#### YOUR INSTRUCTIONS
Scan the data. Collect each line that contains the word "when".

╔══

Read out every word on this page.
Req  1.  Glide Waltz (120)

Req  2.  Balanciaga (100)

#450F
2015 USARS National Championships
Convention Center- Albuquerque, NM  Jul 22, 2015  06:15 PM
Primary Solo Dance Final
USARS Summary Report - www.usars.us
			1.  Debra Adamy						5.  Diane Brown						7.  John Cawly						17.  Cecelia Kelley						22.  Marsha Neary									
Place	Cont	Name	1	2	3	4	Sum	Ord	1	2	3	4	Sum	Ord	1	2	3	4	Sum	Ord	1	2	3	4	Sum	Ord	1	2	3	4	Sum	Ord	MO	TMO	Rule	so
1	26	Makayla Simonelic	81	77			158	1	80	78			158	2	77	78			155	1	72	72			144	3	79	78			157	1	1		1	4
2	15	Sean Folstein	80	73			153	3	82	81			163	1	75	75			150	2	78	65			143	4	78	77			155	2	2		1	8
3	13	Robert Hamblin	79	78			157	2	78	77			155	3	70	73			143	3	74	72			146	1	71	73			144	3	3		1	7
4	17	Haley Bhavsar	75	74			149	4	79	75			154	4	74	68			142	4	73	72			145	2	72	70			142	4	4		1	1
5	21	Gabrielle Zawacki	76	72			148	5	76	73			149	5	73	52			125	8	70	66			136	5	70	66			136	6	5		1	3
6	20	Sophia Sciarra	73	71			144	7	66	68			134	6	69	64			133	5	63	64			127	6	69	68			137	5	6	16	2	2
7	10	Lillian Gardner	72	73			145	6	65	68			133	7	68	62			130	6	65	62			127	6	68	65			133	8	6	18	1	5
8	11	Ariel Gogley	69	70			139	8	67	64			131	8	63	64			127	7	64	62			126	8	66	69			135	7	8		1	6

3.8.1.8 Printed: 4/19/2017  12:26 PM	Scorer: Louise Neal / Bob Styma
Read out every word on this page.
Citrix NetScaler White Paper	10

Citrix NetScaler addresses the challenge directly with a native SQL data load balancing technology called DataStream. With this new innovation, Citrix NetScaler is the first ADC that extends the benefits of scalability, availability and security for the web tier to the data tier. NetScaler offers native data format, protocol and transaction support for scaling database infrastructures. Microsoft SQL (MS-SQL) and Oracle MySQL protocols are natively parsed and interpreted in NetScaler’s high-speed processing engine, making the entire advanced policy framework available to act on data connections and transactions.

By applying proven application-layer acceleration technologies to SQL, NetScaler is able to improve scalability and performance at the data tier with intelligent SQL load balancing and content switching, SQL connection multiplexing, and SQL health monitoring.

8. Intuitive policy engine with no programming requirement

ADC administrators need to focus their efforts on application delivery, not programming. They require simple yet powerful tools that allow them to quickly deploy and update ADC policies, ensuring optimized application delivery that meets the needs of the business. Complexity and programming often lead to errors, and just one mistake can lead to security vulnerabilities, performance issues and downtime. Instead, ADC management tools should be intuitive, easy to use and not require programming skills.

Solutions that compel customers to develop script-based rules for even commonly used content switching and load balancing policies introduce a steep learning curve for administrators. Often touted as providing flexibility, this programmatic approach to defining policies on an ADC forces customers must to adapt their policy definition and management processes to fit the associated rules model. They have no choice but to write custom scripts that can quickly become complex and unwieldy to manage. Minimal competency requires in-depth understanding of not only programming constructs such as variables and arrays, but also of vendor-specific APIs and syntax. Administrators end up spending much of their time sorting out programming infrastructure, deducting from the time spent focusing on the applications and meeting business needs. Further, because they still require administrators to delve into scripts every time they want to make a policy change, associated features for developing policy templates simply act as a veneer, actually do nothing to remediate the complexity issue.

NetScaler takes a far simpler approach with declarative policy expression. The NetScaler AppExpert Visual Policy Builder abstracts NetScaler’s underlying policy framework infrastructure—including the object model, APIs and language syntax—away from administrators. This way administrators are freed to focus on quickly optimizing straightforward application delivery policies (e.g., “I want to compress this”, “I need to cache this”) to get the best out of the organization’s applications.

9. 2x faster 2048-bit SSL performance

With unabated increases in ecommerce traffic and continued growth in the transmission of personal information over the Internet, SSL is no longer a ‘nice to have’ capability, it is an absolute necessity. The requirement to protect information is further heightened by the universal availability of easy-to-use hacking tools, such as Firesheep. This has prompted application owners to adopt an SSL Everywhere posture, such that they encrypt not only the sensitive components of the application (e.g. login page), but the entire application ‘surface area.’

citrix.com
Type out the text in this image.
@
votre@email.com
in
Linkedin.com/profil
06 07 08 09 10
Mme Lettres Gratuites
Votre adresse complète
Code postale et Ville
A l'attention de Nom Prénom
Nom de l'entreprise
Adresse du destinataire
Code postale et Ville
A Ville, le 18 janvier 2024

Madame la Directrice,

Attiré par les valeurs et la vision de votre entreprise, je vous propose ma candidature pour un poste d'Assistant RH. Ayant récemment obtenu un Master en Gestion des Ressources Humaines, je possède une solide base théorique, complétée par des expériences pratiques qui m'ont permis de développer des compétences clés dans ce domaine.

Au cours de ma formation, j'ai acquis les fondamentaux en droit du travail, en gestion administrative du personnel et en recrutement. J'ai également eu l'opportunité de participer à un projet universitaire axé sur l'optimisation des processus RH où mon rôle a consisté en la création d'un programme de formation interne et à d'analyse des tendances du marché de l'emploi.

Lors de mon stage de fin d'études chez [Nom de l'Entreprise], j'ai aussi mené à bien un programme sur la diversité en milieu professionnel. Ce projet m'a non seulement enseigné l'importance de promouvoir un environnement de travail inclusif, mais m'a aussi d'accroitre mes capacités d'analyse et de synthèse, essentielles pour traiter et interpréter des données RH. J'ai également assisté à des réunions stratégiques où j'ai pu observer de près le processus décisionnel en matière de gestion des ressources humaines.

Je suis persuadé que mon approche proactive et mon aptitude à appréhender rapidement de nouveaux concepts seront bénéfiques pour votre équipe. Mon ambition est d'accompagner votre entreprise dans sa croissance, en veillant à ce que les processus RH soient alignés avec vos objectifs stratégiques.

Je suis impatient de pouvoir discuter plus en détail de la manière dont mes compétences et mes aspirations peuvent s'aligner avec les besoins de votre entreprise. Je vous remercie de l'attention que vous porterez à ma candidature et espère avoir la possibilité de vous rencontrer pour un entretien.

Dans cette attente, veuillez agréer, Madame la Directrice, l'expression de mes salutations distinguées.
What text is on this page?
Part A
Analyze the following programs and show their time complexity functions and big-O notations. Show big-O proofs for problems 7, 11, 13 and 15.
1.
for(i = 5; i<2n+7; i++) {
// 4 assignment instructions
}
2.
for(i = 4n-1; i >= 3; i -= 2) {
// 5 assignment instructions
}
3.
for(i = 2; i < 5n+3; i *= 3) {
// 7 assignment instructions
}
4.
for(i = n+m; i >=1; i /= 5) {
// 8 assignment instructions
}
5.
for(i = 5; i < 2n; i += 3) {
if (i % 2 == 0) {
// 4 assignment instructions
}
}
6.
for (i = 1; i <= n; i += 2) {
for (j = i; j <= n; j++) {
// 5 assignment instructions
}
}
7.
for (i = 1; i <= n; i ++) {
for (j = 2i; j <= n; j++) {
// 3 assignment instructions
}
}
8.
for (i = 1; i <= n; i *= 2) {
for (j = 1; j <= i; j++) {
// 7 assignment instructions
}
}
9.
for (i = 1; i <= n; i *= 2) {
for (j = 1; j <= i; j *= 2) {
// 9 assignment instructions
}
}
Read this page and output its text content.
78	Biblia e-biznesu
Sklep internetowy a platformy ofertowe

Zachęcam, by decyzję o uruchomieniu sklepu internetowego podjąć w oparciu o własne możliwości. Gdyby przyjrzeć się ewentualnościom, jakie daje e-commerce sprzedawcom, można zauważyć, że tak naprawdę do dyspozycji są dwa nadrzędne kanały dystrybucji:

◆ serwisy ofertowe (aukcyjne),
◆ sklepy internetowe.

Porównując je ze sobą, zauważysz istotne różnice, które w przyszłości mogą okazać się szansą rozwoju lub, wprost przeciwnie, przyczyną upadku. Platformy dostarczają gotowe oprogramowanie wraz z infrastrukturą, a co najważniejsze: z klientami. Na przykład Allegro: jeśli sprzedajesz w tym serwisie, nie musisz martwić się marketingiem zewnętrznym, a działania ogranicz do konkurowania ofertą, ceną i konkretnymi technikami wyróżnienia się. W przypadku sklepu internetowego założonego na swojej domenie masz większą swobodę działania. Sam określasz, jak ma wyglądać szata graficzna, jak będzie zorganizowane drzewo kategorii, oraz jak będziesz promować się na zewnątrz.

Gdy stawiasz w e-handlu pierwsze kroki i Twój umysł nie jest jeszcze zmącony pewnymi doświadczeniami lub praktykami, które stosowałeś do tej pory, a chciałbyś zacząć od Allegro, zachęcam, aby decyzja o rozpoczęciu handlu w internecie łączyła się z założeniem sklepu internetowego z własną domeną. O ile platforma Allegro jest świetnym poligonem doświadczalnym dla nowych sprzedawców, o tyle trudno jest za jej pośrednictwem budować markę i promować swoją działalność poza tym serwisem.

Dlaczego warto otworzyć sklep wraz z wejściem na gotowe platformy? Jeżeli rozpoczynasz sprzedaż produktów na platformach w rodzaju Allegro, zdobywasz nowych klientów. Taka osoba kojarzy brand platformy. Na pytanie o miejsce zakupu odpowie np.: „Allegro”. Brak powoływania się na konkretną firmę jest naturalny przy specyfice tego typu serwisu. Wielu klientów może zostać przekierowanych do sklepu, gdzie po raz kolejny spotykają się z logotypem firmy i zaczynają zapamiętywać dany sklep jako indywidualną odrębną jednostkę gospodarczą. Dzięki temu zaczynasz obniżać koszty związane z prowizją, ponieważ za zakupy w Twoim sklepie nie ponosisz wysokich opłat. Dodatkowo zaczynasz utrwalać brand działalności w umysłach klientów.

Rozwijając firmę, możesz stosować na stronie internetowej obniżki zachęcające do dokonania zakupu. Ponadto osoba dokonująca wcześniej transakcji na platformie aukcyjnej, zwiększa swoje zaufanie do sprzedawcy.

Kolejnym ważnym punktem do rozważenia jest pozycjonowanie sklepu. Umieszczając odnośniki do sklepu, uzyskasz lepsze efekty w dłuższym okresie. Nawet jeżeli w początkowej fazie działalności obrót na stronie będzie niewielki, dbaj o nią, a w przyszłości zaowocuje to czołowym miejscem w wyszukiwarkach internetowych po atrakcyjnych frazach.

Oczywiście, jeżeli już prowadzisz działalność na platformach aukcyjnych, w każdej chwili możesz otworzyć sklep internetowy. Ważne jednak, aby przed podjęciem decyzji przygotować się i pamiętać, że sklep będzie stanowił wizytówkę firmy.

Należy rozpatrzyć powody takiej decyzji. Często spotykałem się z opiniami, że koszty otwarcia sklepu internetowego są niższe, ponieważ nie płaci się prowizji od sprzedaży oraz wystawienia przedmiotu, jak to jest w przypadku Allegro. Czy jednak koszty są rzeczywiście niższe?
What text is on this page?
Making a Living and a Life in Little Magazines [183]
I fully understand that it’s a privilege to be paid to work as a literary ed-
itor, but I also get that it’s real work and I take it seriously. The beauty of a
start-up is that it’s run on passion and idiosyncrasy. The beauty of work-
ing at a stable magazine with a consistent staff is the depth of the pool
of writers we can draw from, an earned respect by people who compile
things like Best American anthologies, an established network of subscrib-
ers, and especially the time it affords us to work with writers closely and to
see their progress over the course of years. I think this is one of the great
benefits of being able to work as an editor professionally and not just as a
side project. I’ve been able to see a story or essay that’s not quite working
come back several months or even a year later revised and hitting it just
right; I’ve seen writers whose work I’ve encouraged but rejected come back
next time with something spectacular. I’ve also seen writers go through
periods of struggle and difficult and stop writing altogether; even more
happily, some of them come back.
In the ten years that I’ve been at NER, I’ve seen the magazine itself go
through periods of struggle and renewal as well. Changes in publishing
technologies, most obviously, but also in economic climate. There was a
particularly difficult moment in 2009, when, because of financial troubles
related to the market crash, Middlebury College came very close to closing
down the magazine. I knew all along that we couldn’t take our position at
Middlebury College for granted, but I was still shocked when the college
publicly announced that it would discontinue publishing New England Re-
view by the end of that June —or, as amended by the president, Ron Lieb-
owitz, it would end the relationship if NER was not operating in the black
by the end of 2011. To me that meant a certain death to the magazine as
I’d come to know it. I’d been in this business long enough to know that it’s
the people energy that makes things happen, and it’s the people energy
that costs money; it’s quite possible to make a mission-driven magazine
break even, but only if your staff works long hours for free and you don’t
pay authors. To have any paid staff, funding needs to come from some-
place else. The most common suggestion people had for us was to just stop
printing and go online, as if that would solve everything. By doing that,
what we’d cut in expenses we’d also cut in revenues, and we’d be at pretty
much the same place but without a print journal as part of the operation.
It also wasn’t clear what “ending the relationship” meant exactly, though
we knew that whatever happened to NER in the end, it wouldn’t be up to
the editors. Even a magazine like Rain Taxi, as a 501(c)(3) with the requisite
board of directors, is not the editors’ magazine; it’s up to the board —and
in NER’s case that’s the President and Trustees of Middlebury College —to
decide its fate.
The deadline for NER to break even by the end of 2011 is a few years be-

╚══

#### EXERCISE ANSWER
particularly difficult moment in 2009, when, because of financial troubles
Middlebury College for granted, but I was still shocked when the college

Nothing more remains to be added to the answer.